**Prompt**:
Find the line containing "Give me the" in the entries; transcribe it and all remaining lines through the end, exactly as they appear, but not the pictures.

**Source material**:
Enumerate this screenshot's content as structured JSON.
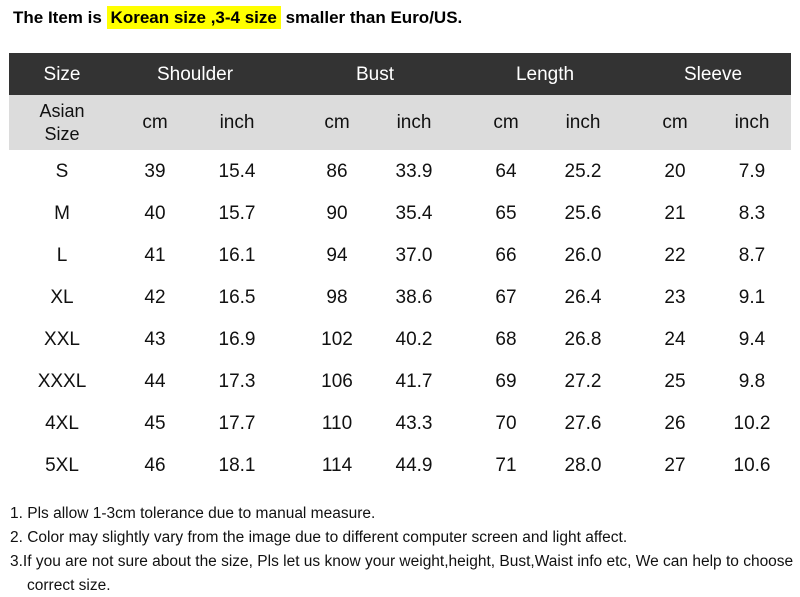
{
  "header": {
    "prefix": "The Item is",
    "highlight": "Korean size ,3-4 size",
    "suffix": "smaller than Euro/US."
  },
  "table": {
    "groups": [
      "Size",
      "Shoulder",
      "Bust",
      "Length",
      "Sleeve"
    ],
    "subheader": [
      "Asian Size",
      "cm",
      "inch",
      "cm",
      "inch",
      "cm",
      "inch",
      "cm",
      "inch"
    ],
    "rows": [
      [
        "S",
        "39",
        "15.4",
        "86",
        "33.9",
        "64",
        "25.2",
        "20",
        "7.9"
      ],
      [
        "M",
        "40",
        "15.7",
        "90",
        "35.4",
        "65",
        "25.6",
        "21",
        "8.3"
      ],
      [
        "L",
        "41",
        "16.1",
        "94",
        "37.0",
        "66",
        "26.0",
        "22",
        "8.7"
      ],
      [
        "XL",
        "42",
        "16.5",
        "98",
        "38.6",
        "67",
        "26.4",
        "23",
        "9.1"
      ],
      [
        "XXL",
        "43",
        "16.9",
        "102",
        "40.2",
        "68",
        "26.8",
        "24",
        "9.4"
      ],
      [
        "XXXL",
        "44",
        "17.3",
        "106",
        "41.7",
        "69",
        "27.2",
        "25",
        "9.8"
      ],
      [
        "4XL",
        "45",
        "17.7",
        "110",
        "43.3",
        "70",
        "27.6",
        "26",
        "10.2"
      ],
      [
        "5XL",
        "46",
        "18.1",
        "114",
        "44.9",
        "71",
        "28.0",
        "27",
        "10.6"
      ]
    ]
  },
  "notes": [
    "1. Pls allow 1-3cm tolerance due to manual measure.",
    "2. Color may slightly vary from the image due to different computer screen and light affect.",
    "3.If you are not sure about the size, Pls let us know your weight,height, Bust,Waist info etc, We can help to choose correct size."
  ]
}
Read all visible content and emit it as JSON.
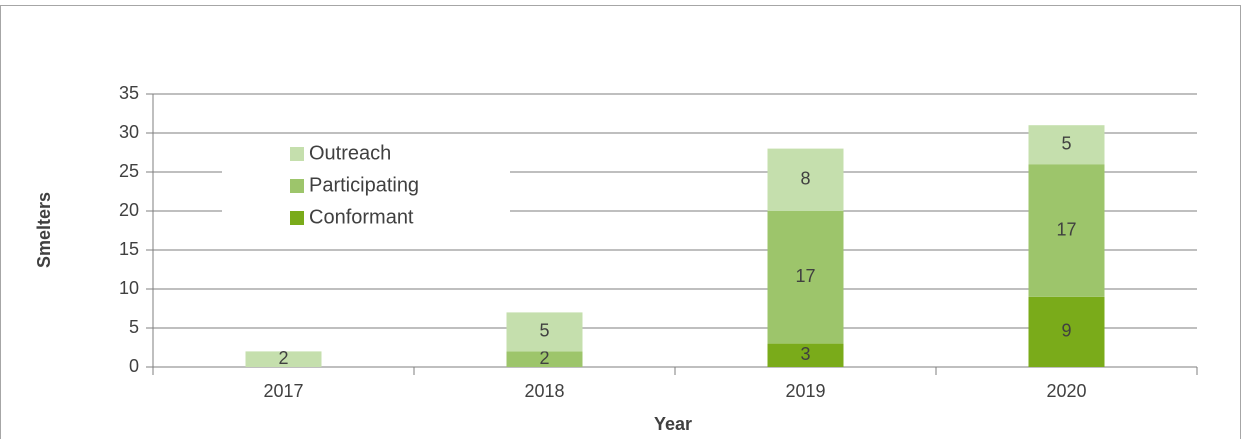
{
  "chart_data": {
    "type": "stacked_bar",
    "categories": [
      "2017",
      "2018",
      "2019",
      "2020"
    ],
    "series": [
      {
        "name": "Conformant",
        "color": "#7aab1a",
        "values": [
          null,
          null,
          3,
          9
        ]
      },
      {
        "name": "Participating",
        "color": "#9dc56b",
        "values": [
          null,
          2,
          17,
          17
        ]
      },
      {
        "name": "Outreach",
        "color": "#c5dfad",
        "values": [
          2,
          5,
          8,
          5
        ]
      }
    ],
    "xlabel": "Year",
    "ylabel": "Smelters",
    "ylim": [
      0,
      35
    ],
    "yticks": [
      0,
      5,
      10,
      15,
      20,
      25,
      30,
      35
    ],
    "grid": true,
    "legend": "upper left"
  }
}
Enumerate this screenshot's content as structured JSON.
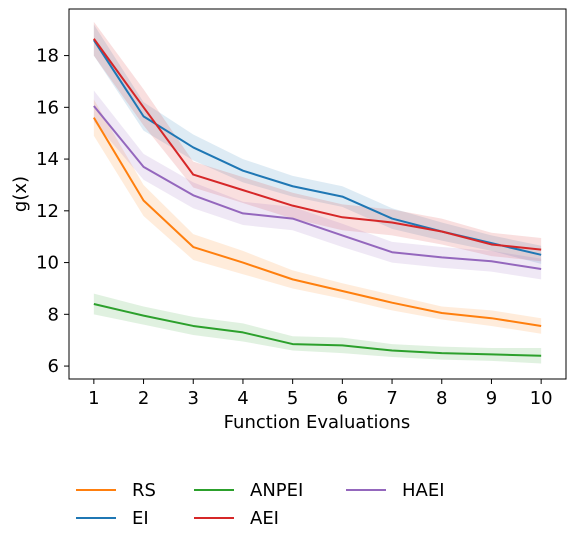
{
  "chart_data": {
    "type": "line",
    "title": "",
    "xlabel": "Function Evaluations",
    "ylabel": "g(x)",
    "xlim": [
      0.5,
      10.5
    ],
    "ylim": [
      5.5,
      19.8
    ],
    "x": [
      1,
      2,
      3,
      4,
      5,
      6,
      7,
      8,
      9,
      10
    ],
    "xticks": [
      1,
      2,
      3,
      4,
      5,
      6,
      7,
      8,
      9,
      10
    ],
    "yticks": [
      6,
      8,
      10,
      12,
      14,
      16,
      18
    ],
    "grid": false,
    "legend_placement": "bottom",
    "series": [
      {
        "name": "RS",
        "color": "#ff7f0e",
        "values": [
          15.6,
          12.4,
          10.6,
          10.0,
          9.35,
          8.9,
          8.45,
          8.05,
          7.85,
          7.55
        ],
        "lower": [
          14.9,
          11.8,
          10.1,
          9.55,
          9.0,
          8.6,
          8.15,
          7.8,
          7.55,
          7.25
        ],
        "upper": [
          16.3,
          13.0,
          11.1,
          10.45,
          9.7,
          9.2,
          8.75,
          8.3,
          8.15,
          7.85
        ]
      },
      {
        "name": "EI",
        "color": "#1f77b4",
        "values": [
          18.6,
          15.65,
          14.45,
          13.55,
          12.95,
          12.55,
          11.7,
          11.2,
          10.75,
          10.3
        ],
        "lower": [
          18.0,
          15.1,
          13.95,
          13.1,
          12.55,
          12.15,
          11.3,
          10.85,
          10.45,
          9.95
        ],
        "upper": [
          19.2,
          16.2,
          14.95,
          14.0,
          13.35,
          12.95,
          12.1,
          11.55,
          11.05,
          10.65
        ]
      },
      {
        "name": "ANPEI",
        "color": "#2ca02c",
        "values": [
          8.4,
          7.95,
          7.55,
          7.3,
          6.85,
          6.8,
          6.6,
          6.5,
          6.45,
          6.4
        ],
        "lower": [
          8.0,
          7.6,
          7.2,
          6.95,
          6.6,
          6.5,
          6.35,
          6.25,
          6.2,
          6.1
        ],
        "upper": [
          8.8,
          8.3,
          7.9,
          7.65,
          7.15,
          7.1,
          6.85,
          6.75,
          6.7,
          6.7
        ]
      },
      {
        "name": "AEI",
        "color": "#d62728",
        "values": [
          18.65,
          16.0,
          13.4,
          12.8,
          12.2,
          11.75,
          11.55,
          11.2,
          10.7,
          10.5
        ],
        "lower": [
          18.0,
          15.3,
          12.9,
          12.3,
          11.7,
          11.25,
          11.05,
          10.7,
          10.25,
          10.05
        ],
        "upper": [
          19.3,
          16.7,
          13.9,
          13.3,
          12.7,
          12.25,
          12.05,
          11.7,
          11.15,
          10.95
        ]
      },
      {
        "name": "HAEI",
        "color": "#9467bd",
        "values": [
          16.05,
          13.7,
          12.6,
          11.9,
          11.7,
          11.05,
          10.4,
          10.2,
          10.05,
          9.75
        ],
        "lower": [
          15.45,
          13.2,
          12.1,
          11.45,
          11.25,
          10.6,
          10.0,
          9.8,
          9.65,
          9.35
        ],
        "upper": [
          16.65,
          14.2,
          13.1,
          12.35,
          12.15,
          11.5,
          10.8,
          10.6,
          10.45,
          10.15
        ]
      }
    ]
  }
}
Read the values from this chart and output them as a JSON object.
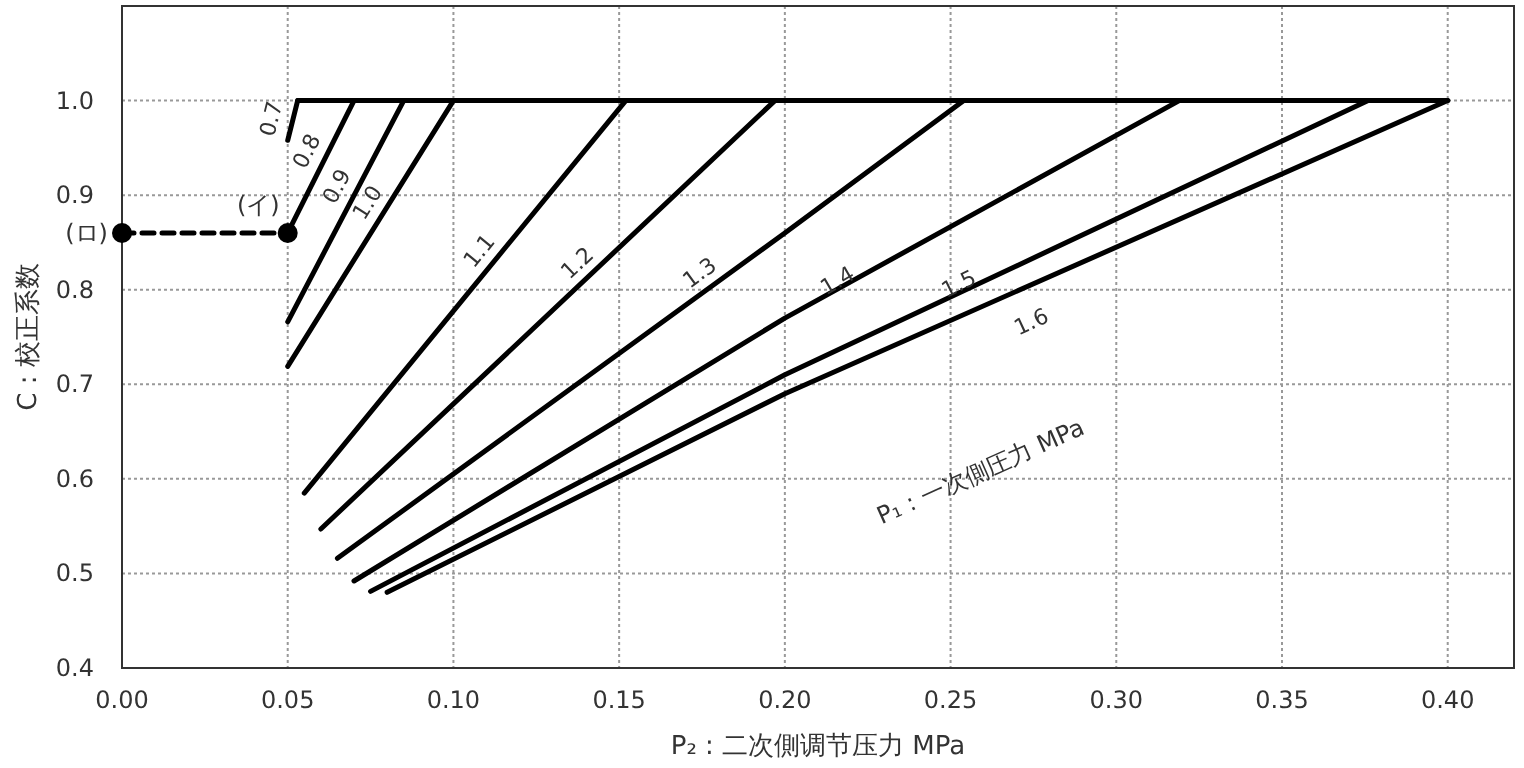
{
  "chart_data": {
    "type": "line",
    "xlabel": "P₂ : 二次側调节压力 MPa",
    "ylabel": "C : 校正系数",
    "xlim": [
      0,
      0.42
    ],
    "ylim": [
      0.4,
      1.1
    ],
    "xticks": [
      {
        "value": 0,
        "label": "0.00"
      },
      {
        "value": 0.05,
        "label": "0.05"
      },
      {
        "value": 0.1,
        "label": "0.10"
      },
      {
        "value": 0.15,
        "label": "0.15"
      },
      {
        "value": 0.2,
        "label": "0.20"
      },
      {
        "value": 0.25,
        "label": "0.25"
      },
      {
        "value": 0.3,
        "label": "0.30"
      },
      {
        "value": 0.35,
        "label": "0.35"
      },
      {
        "value": 0.4,
        "label": "0.40"
      }
    ],
    "yticks": [
      0.4,
      0.5,
      0.6,
      0.7,
      0.8,
      0.9,
      {
        "value": 1,
        "label": "1.0"
      }
    ],
    "grid": true,
    "line_style": "solid",
    "series": [
      {
        "color": "#000000",
        "x": [
          0.053,
          0.4
        ],
        "values": [
          1.0,
          1.0
        ]
      },
      {
        "name": "0.7",
        "color": "#000000",
        "x": [
          0.05,
          0.053
        ],
        "values": [
          0.958,
          1.0
        ]
      },
      {
        "name": "0.8",
        "color": "#000000",
        "x": [
          0.05,
          0.07
        ],
        "values": [
          0.86,
          1.0
        ]
      },
      {
        "name": "0.9",
        "color": "#000000",
        "x": [
          0.05,
          0.085
        ],
        "values": [
          0.766,
          1.0
        ]
      },
      {
        "name": "1.0",
        "color": "#000000",
        "x": [
          0.05,
          0.1
        ],
        "values": [
          0.719,
          1.0
        ]
      },
      {
        "name": "1.1",
        "color": "#000000",
        "x": [
          0.055,
          0.152
        ],
        "values": [
          0.585,
          1.0
        ]
      },
      {
        "name": "1.2",
        "color": "#000000",
        "x": [
          0.06,
          0.197
        ],
        "values": [
          0.547,
          1.0
        ]
      },
      {
        "name": "1.3",
        "color": "#000000",
        "x": [
          0.065,
          0.2,
          0.254
        ],
        "values": [
          0.516,
          0.86,
          1.0
        ]
      },
      {
        "name": "1.4",
        "color": "#000000",
        "x": [
          0.07,
          0.2,
          0.319
        ],
        "values": [
          0.492,
          0.77,
          1.0
        ]
      },
      {
        "name": "1.5",
        "color": "#000000",
        "x": [
          0.075,
          0.2,
          0.376
        ],
        "values": [
          0.481,
          0.71,
          1.0
        ]
      },
      {
        "name": "1.6",
        "color": "#000000",
        "x": [
          0.08,
          0.2,
          0.4
        ],
        "values": [
          0.48,
          0.69,
          1.0
        ]
      },
      {
        "color": "#000000",
        "x": [
          0,
          0.05
        ],
        "values": [
          0.86,
          0.86
        ],
        "marker": "circle",
        "line_style": "dashed"
      }
    ],
    "annotations": [
      {
        "text": "(イ)",
        "x": 0.05,
        "y": 0.86
      },
      {
        "text": "(ロ)",
        "x": 0,
        "y": 0.86
      },
      "P₁ : 一次側圧力 MPa"
    ]
  }
}
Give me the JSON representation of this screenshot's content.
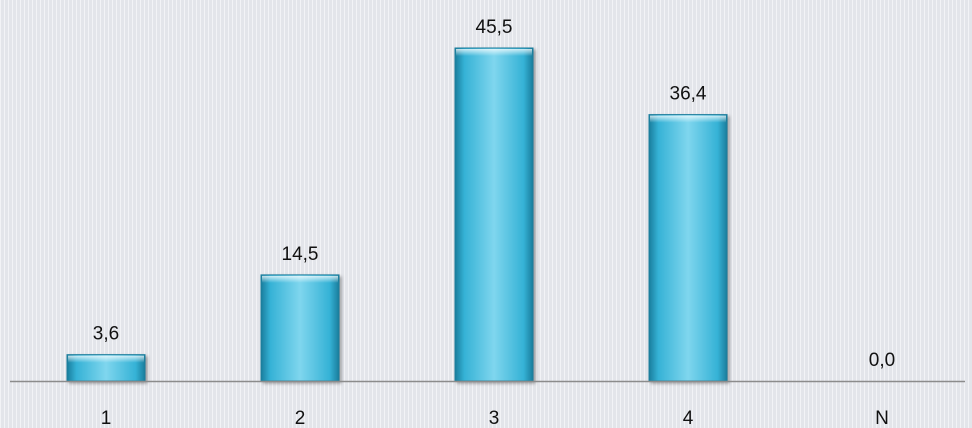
{
  "colors": {
    "bar_fill": "#35b2d6",
    "bar_light": "#7fd6ee",
    "bar_dark": "#1a7d9c",
    "axis": "#8c8c8c",
    "background": "#e3e5ea"
  },
  "chart_data": {
    "type": "bar",
    "categories": [
      "1",
      "2",
      "3",
      "4",
      "N"
    ],
    "values": [
      3.6,
      14.5,
      45.5,
      36.4,
      0.0
    ],
    "data_labels": [
      "3,6",
      "14,5",
      "45,5",
      "36,4",
      "0,0"
    ],
    "title": "",
    "xlabel": "",
    "ylabel": "",
    "ylim": [
      0,
      45.5
    ],
    "grid": false,
    "legend": "none"
  }
}
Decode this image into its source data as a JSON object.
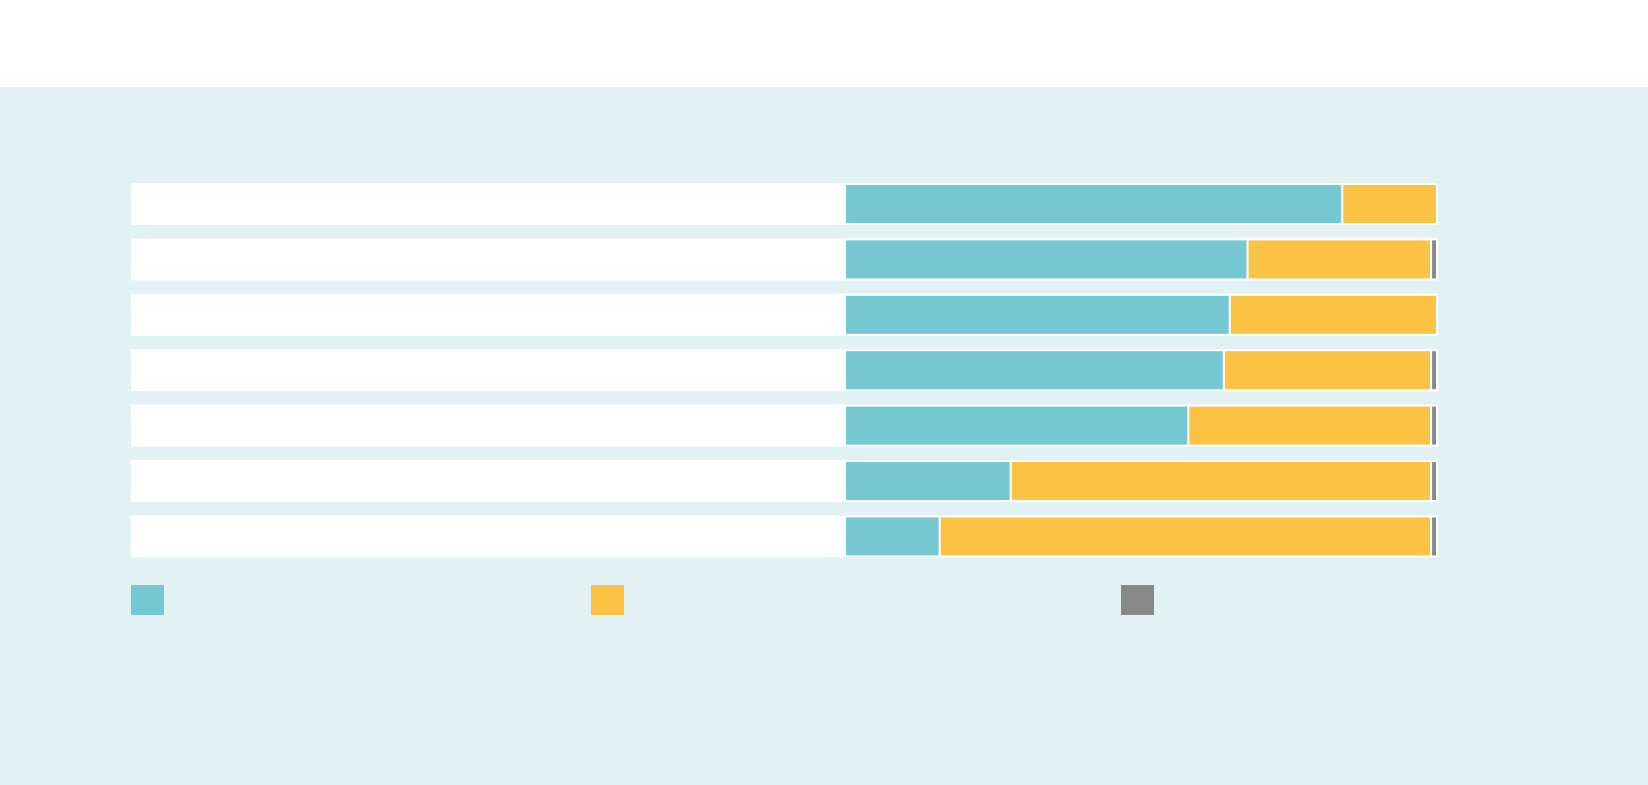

**Response to the task**:
Give me the JSON representation of this screenshot's content.
{
  "colors": {
    "bar_fill": "#35b2d6",
    "bar_light": "#7fd6ee",
    "bar_dark": "#1a7d9c",
    "axis": "#8c8c8c",
    "background": "#e3e5ea"
  },
  "chart_data": {
    "type": "bar",
    "categories": [
      "1",
      "2",
      "3",
      "4",
      "N"
    ],
    "values": [
      3.6,
      14.5,
      45.5,
      36.4,
      0.0
    ],
    "data_labels": [
      "3,6",
      "14,5",
      "45,5",
      "36,4",
      "0,0"
    ],
    "title": "",
    "xlabel": "",
    "ylabel": "",
    "ylim": [
      0,
      45.5
    ],
    "grid": false,
    "legend": "none"
  }
}
Decode this image into its source data as a JSON object.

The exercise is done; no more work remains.